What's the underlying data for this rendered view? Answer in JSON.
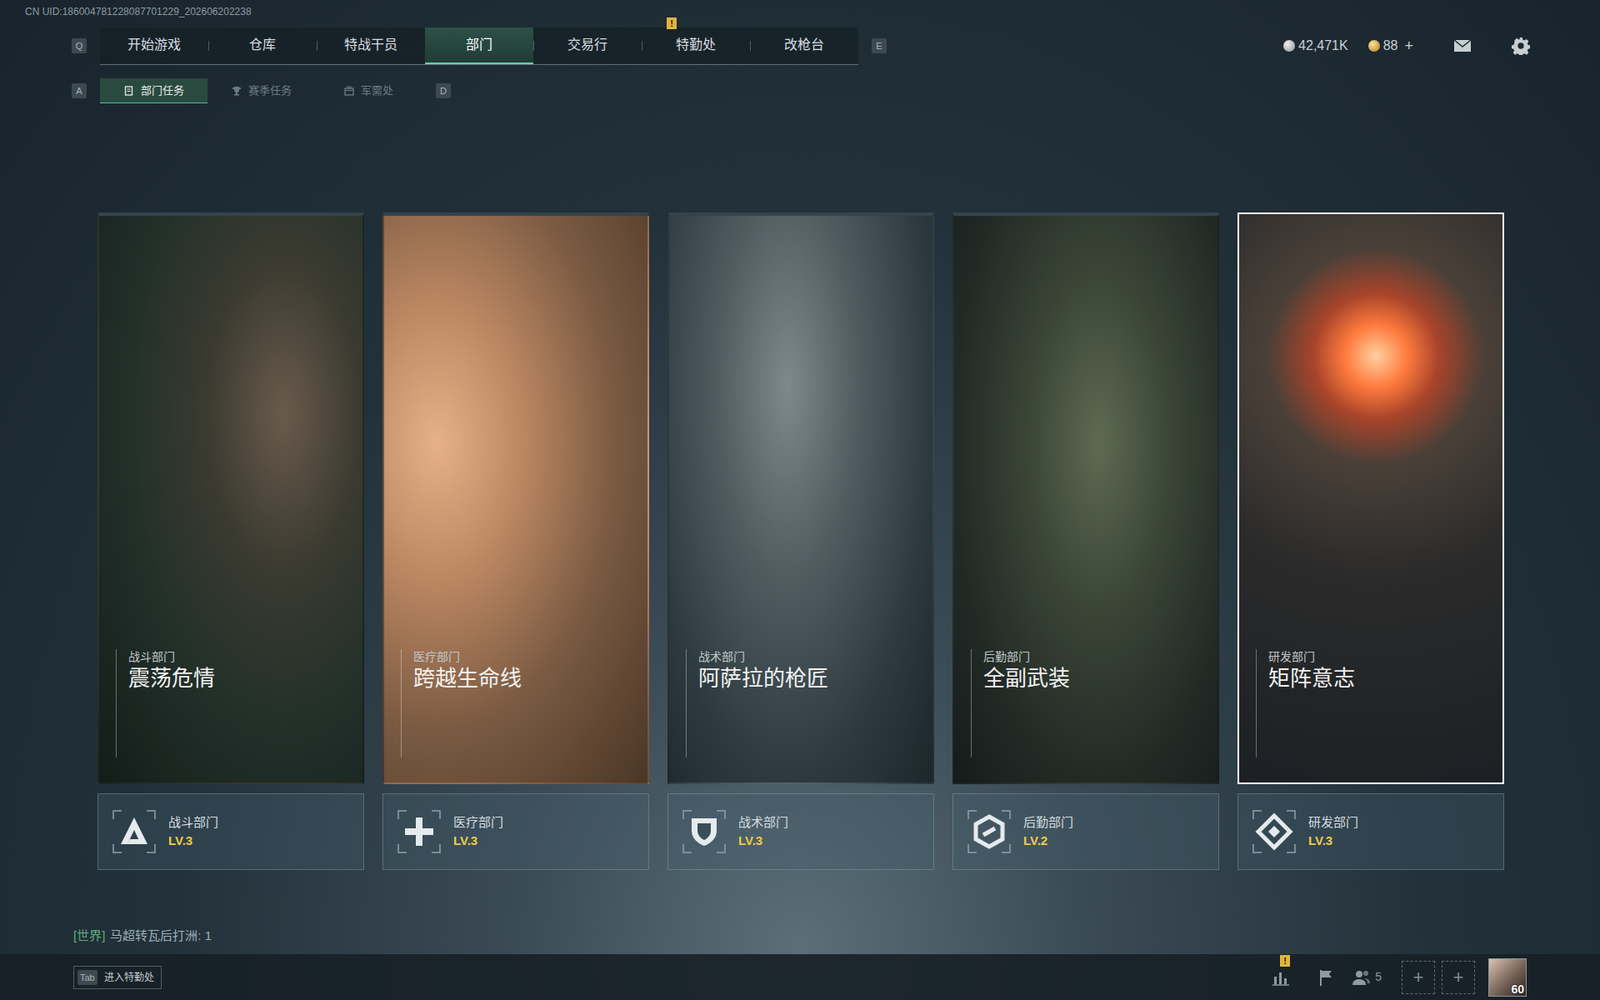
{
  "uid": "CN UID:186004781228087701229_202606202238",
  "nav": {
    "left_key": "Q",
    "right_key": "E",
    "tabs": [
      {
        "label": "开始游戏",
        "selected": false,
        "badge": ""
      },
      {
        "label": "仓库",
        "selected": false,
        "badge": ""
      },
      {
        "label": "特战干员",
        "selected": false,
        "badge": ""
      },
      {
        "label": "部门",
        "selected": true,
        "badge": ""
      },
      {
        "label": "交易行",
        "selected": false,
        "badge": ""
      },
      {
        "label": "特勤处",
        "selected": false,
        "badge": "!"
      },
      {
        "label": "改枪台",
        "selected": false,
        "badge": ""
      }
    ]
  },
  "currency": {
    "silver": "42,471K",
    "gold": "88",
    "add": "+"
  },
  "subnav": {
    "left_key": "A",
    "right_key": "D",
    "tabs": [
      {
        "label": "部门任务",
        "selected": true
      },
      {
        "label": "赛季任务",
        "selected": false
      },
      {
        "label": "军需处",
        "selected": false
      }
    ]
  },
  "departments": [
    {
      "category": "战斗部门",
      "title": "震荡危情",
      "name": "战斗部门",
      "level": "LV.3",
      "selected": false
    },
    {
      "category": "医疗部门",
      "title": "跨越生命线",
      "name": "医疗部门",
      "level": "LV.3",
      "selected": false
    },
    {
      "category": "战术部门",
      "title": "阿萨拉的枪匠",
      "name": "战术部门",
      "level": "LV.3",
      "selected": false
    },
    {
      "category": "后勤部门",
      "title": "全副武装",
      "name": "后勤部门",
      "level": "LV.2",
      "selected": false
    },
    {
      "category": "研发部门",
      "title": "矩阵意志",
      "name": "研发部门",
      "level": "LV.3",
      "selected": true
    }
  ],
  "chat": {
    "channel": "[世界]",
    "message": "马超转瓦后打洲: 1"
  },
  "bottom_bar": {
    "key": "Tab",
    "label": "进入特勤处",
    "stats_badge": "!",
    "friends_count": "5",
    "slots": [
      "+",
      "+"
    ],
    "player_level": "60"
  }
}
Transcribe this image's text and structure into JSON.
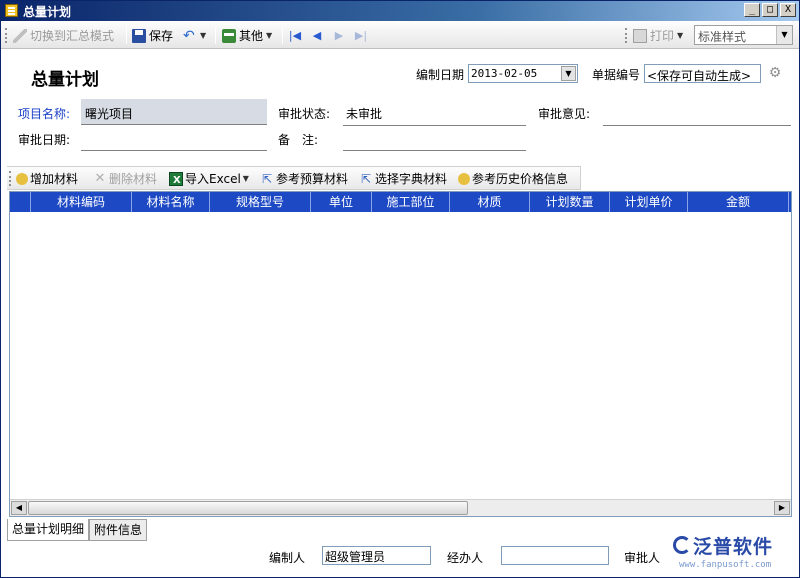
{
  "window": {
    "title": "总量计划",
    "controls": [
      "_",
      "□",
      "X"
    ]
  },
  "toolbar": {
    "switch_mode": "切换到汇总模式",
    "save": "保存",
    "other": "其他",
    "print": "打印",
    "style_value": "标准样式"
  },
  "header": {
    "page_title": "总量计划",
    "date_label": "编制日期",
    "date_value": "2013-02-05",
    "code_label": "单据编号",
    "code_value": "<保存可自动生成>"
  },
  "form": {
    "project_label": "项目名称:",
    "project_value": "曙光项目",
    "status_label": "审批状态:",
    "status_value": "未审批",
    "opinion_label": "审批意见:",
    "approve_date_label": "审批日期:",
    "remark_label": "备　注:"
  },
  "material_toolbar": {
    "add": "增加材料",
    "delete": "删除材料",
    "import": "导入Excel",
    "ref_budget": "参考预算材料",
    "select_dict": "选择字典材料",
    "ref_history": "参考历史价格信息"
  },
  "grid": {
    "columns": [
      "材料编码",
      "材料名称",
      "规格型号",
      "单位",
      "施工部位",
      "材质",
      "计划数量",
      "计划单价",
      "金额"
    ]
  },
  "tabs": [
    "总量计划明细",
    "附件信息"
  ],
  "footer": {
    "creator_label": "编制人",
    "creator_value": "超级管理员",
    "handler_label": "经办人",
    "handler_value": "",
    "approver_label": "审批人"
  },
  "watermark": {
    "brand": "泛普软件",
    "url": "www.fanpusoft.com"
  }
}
* * *
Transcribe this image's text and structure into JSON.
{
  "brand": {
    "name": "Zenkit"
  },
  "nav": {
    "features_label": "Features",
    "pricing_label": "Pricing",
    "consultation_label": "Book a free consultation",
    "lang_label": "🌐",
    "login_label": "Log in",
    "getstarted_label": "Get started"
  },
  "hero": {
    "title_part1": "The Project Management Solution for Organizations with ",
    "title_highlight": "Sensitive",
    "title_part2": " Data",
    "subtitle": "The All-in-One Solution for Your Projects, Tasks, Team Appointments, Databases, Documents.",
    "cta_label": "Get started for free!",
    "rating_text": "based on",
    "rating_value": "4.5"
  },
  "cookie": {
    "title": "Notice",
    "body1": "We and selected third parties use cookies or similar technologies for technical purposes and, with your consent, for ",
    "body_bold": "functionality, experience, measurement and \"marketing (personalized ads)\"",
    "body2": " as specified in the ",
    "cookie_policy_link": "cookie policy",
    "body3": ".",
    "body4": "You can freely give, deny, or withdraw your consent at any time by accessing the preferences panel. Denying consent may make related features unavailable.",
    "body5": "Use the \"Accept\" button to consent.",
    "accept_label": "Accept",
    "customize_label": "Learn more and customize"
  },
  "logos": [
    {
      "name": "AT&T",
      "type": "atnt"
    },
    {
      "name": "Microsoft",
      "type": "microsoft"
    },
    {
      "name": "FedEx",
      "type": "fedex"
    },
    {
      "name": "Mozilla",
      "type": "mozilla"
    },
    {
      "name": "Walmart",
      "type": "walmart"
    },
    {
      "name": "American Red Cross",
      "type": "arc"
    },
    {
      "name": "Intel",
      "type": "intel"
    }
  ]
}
--
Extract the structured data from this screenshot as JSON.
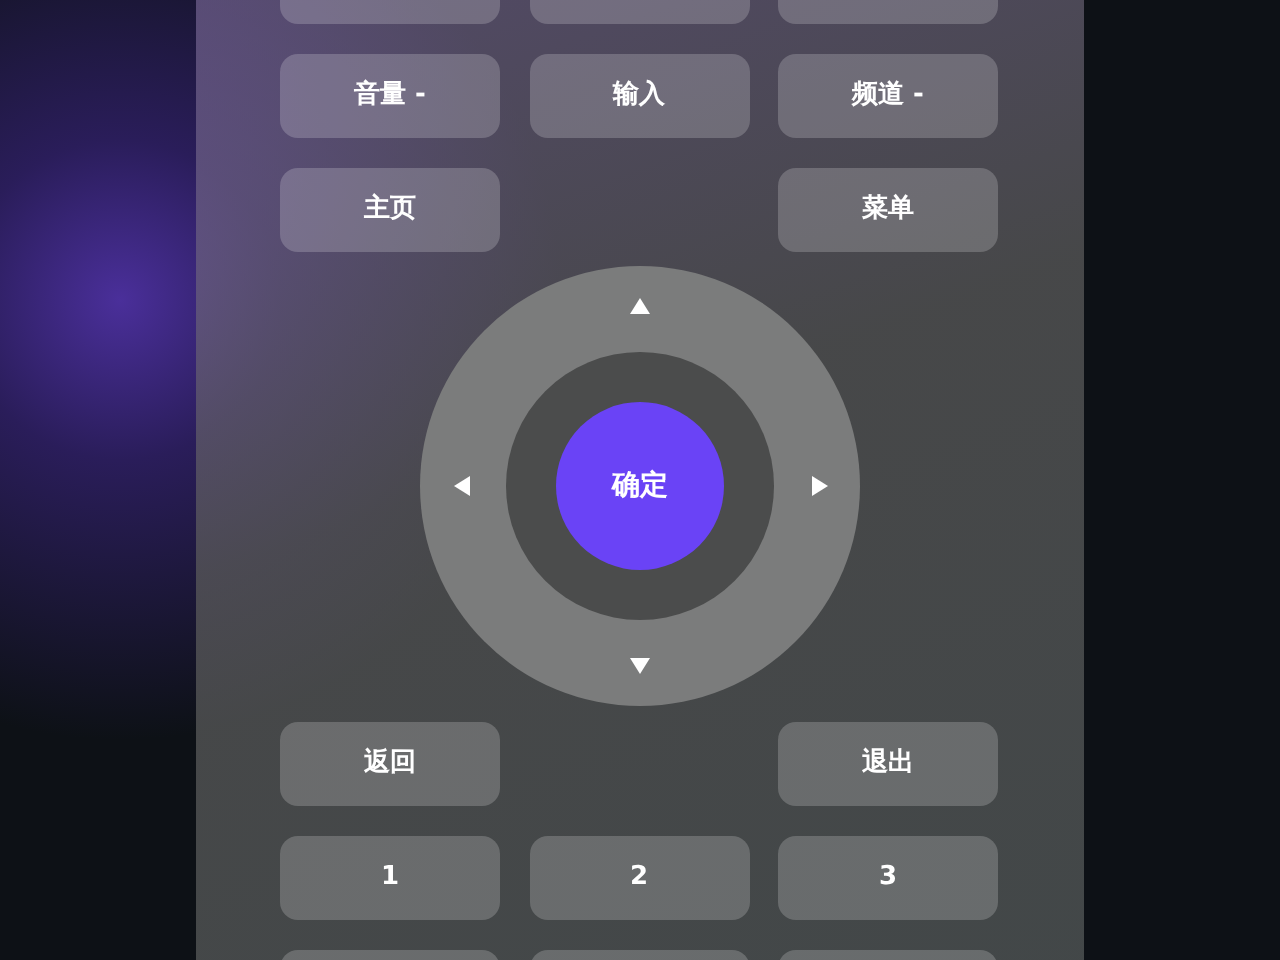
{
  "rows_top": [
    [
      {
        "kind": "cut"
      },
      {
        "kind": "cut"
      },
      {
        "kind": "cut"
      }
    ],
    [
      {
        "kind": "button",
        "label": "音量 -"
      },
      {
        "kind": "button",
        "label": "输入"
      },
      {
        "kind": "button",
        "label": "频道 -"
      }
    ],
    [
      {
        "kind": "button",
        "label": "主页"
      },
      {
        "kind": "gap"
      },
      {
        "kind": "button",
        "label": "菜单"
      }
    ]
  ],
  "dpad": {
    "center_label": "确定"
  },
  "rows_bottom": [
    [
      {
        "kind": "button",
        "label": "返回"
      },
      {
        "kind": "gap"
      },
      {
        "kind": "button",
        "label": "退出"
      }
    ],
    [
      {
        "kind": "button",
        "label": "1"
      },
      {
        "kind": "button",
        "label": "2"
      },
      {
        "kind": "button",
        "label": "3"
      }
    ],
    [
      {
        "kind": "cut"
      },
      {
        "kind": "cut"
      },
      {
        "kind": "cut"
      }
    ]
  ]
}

[WHAT TO PRODUCE]: Write down every line of the data above that includes the string "JSON".

[RESULT OF THIS EXERCISE]:
What's the underlying data for this rendered view? Answer in JSON.
Transcribe this image's text and structure into JSON.
Transcribe this image's text and structure into JSON.
Extract the structured data from this screenshot as JSON.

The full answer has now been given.